%%

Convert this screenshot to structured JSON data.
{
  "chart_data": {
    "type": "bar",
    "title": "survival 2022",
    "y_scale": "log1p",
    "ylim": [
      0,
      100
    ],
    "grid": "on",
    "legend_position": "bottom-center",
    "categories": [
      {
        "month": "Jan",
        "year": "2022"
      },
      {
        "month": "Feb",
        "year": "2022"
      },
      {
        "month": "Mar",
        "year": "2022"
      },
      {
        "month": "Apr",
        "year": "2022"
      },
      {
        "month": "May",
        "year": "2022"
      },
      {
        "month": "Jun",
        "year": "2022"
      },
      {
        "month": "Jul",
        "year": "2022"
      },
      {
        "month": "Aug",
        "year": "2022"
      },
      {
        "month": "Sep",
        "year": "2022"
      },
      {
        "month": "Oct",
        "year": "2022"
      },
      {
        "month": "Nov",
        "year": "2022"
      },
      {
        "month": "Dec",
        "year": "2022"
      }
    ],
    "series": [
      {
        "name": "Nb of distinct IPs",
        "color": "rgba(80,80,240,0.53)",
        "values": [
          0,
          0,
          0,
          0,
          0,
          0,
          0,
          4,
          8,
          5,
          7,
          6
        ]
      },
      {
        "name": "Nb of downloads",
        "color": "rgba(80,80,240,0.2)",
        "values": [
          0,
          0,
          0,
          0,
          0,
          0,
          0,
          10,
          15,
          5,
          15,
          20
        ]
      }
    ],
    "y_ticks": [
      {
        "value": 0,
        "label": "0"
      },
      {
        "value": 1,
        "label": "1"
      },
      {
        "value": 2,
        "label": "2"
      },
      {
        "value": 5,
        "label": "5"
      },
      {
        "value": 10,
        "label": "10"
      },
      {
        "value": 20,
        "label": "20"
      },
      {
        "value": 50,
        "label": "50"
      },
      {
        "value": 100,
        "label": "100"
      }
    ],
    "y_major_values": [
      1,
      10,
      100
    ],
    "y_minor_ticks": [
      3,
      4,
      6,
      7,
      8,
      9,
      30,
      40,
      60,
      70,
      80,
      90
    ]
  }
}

%%

**Written problem**
Please repeat the material above, word for word and in full.

**Answer below**
Convert this screenshot to structured JSON data.
{
  "chart_data": {
    "type": "bar",
    "title": "survival 2022",
    "y_scale": "log1p",
    "ylim": [
      0,
      100
    ],
    "grid": "on",
    "legend_position": "bottom-center",
    "categories": [
      {
        "month": "Jan",
        "year": "2022"
      },
      {
        "month": "Feb",
        "year": "2022"
      },
      {
        "month": "Mar",
        "year": "2022"
      },
      {
        "month": "Apr",
        "year": "2022"
      },
      {
        "month": "May",
        "year": "2022"
      },
      {
        "month": "Jun",
        "year": "2022"
      },
      {
        "month": "Jul",
        "year": "2022"
      },
      {
        "month": "Aug",
        "year": "2022"
      },
      {
        "month": "Sep",
        "year": "2022"
      },
      {
        "month": "Oct",
        "year": "2022"
      },
      {
        "month": "Nov",
        "year": "2022"
      },
      {
        "month": "Dec",
        "year": "2022"
      }
    ],
    "series": [
      {
        "name": "Nb of distinct IPs",
        "color": "rgba(80,80,240,0.53)",
        "values": [
          0,
          0,
          0,
          0,
          0,
          0,
          0,
          4,
          8,
          5,
          7,
          6
        ]
      },
      {
        "name": "Nb of downloads",
        "color": "rgba(80,80,240,0.2)",
        "values": [
          0,
          0,
          0,
          0,
          0,
          0,
          0,
          10,
          15,
          5,
          15,
          20
        ]
      }
    ],
    "y_ticks": [
      {
        "value": 0,
        "label": "0"
      },
      {
        "value": 1,
        "label": "1"
      },
      {
        "value": 2,
        "label": "2"
      },
      {
        "value": 5,
        "label": "5"
      },
      {
        "value": 10,
        "label": "10"
      },
      {
        "value": 20,
        "label": "20"
      },
      {
        "value": 50,
        "label": "50"
      },
      {
        "value": 100,
        "label": "100"
      }
    ],
    "y_major_values": [
      1,
      10,
      100
    ],
    "y_minor_ticks": [
      3,
      4,
      6,
      7,
      8,
      9,
      30,
      40,
      60,
      70,
      80,
      90
    ]
  }
}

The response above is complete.